■ WHAT YOU SHOULD DO
Retype the whole listing below, character for character.

Figure record listings
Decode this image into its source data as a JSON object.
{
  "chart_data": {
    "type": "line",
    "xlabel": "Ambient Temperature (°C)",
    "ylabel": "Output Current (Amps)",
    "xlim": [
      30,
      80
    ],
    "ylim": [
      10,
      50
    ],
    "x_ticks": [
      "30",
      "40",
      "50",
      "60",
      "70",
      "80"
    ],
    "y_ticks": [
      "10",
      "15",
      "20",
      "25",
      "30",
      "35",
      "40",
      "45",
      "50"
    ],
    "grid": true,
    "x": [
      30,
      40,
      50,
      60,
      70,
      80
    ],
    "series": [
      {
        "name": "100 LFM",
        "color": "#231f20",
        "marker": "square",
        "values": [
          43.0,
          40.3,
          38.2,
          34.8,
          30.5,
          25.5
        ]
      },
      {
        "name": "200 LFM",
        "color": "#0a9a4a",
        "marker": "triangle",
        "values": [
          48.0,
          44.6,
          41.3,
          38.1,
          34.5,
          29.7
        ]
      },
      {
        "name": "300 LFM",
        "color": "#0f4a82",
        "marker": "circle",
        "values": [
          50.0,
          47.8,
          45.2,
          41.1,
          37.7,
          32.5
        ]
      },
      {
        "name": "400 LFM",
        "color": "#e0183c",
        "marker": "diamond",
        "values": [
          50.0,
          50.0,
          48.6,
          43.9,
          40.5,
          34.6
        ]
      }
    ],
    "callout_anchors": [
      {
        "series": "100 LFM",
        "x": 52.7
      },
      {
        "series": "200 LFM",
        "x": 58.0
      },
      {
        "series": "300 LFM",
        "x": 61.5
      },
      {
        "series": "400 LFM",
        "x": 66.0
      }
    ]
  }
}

■ FINAL RESULT
Decode this image into its source data as a JSON object.
{
  "chart_data": {
    "type": "line",
    "xlabel": "Ambient Temperature (°C)",
    "ylabel": "Output Current (Amps)",
    "xlim": [
      30,
      80
    ],
    "ylim": [
      10,
      50
    ],
    "x_ticks": [
      "30",
      "40",
      "50",
      "60",
      "70",
      "80"
    ],
    "y_ticks": [
      "10",
      "15",
      "20",
      "25",
      "30",
      "35",
      "40",
      "45",
      "50"
    ],
    "grid": true,
    "x": [
      30,
      40,
      50,
      60,
      70,
      80
    ],
    "series": [
      {
        "name": "100 LFM",
        "color": "#231f20",
        "marker": "square",
        "values": [
          43.0,
          40.3,
          38.2,
          34.8,
          30.5,
          25.5
        ]
      },
      {
        "name": "200 LFM",
        "color": "#0a9a4a",
        "marker": "triangle",
        "values": [
          48.0,
          44.6,
          41.3,
          38.1,
          34.5,
          29.7
        ]
      },
      {
        "name": "300 LFM",
        "color": "#0f4a82",
        "marker": "circle",
        "values": [
          50.0,
          47.8,
          45.2,
          41.1,
          37.7,
          32.5
        ]
      },
      {
        "name": "400 LFM",
        "color": "#e0183c",
        "marker": "diamond",
        "values": [
          50.0,
          50.0,
          48.6,
          43.9,
          40.5,
          34.6
        ]
      }
    ],
    "callout_anchors": [
      {
        "series": "100 LFM",
        "x": 52.7
      },
      {
        "series": "200 LFM",
        "x": 58.0
      },
      {
        "series": "300 LFM",
        "x": 61.5
      },
      {
        "series": "400 LFM",
        "x": 66.0
      }
    ]
  }
}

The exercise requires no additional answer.